> [What is required]:
Pick out each line below containing "través".

START Task inputs

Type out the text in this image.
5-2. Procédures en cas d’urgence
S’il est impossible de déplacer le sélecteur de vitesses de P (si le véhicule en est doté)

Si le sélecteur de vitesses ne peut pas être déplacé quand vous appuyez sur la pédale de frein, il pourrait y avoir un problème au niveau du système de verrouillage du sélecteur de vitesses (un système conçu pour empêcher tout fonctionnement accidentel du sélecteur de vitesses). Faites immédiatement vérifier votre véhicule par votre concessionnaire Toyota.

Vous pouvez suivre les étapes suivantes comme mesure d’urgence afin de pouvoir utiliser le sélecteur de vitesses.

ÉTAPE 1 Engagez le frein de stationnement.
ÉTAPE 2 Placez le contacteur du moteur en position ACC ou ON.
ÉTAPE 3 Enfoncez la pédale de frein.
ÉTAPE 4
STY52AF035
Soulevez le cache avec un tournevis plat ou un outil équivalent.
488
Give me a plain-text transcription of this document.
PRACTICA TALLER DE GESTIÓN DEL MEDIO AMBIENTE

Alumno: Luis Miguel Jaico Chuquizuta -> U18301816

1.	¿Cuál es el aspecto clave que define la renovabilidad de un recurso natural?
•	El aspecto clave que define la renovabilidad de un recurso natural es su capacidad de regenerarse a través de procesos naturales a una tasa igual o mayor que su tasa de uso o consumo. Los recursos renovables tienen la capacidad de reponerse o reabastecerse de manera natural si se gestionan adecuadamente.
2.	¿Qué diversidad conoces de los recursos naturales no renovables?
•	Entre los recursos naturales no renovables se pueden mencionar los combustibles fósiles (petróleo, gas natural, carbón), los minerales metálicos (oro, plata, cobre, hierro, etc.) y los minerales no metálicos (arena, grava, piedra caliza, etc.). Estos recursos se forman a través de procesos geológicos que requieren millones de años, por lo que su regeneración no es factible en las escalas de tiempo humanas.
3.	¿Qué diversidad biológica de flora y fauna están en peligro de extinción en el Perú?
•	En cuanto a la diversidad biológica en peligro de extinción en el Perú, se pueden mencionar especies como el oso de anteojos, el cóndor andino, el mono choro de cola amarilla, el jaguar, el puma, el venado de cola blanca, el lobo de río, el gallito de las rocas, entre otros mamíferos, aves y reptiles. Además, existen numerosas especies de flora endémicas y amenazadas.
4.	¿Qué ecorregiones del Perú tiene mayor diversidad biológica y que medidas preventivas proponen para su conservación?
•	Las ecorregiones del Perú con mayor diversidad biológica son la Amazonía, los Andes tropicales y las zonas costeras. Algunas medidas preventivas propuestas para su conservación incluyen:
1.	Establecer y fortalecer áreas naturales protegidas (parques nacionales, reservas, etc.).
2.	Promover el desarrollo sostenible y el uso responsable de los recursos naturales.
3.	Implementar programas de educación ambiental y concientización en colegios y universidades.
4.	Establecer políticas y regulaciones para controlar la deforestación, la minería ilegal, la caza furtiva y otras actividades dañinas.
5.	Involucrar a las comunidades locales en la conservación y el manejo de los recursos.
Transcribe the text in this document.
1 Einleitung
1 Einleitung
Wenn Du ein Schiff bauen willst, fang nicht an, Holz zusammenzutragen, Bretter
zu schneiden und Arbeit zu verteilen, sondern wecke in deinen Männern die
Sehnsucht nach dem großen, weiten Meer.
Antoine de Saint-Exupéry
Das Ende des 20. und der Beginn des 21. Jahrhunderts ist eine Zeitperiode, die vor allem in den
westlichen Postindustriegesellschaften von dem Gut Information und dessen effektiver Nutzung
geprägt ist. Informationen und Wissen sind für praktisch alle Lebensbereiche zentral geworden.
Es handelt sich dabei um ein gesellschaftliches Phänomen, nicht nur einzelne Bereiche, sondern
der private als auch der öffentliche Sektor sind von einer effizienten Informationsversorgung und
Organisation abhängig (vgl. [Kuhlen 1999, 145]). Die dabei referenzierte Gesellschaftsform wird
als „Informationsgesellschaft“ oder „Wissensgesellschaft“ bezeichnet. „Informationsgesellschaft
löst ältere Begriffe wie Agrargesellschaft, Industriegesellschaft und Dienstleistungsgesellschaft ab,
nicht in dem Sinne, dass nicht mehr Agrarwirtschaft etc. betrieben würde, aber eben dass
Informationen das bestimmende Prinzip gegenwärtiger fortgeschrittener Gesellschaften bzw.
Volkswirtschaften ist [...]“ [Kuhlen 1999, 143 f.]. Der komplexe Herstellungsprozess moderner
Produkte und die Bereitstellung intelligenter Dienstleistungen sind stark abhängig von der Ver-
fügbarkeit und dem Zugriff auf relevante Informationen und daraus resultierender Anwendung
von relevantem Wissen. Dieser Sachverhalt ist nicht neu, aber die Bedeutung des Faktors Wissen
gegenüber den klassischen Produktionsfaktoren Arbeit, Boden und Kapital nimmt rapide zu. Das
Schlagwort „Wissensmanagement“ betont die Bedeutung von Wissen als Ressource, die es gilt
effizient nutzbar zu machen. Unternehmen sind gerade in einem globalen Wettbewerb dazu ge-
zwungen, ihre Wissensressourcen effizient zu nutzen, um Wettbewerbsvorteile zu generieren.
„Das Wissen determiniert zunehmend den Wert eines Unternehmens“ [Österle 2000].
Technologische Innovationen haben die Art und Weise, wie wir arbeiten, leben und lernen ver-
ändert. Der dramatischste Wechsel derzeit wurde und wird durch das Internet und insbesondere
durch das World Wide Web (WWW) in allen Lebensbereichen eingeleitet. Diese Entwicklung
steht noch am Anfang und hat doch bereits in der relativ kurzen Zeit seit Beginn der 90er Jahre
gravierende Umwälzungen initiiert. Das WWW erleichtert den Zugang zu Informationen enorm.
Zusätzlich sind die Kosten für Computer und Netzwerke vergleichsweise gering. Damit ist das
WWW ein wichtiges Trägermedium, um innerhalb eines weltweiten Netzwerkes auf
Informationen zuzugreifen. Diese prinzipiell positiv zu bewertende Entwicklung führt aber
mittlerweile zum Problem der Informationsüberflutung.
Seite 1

END Task inputs

> [Solution for this problem]:
•	El aspecto clave que define la renovabilidad de un recurso natural es su capacidad de regenerarse a través de procesos naturales a una tasa igual o mayor que su tasa de uso o consumo. Los recursos renovables tienen la capacidad de reponerse o reabastecerse de manera natural si se gestionan adecuadamente.
•	Entre los recursos naturales no renovables se pueden mencionar los combustibles fósiles (petróleo, gas natural, carbón), los minerales metálicos (oro, plata, cobre, hierro, etc.) y los minerales no metálicos (arena, grava, piedra caliza, etc.). Estos recursos se forman a través de procesos geológicos que requieren millones de años, por lo que su regeneración no es factible en las escalas de tiempo humanas.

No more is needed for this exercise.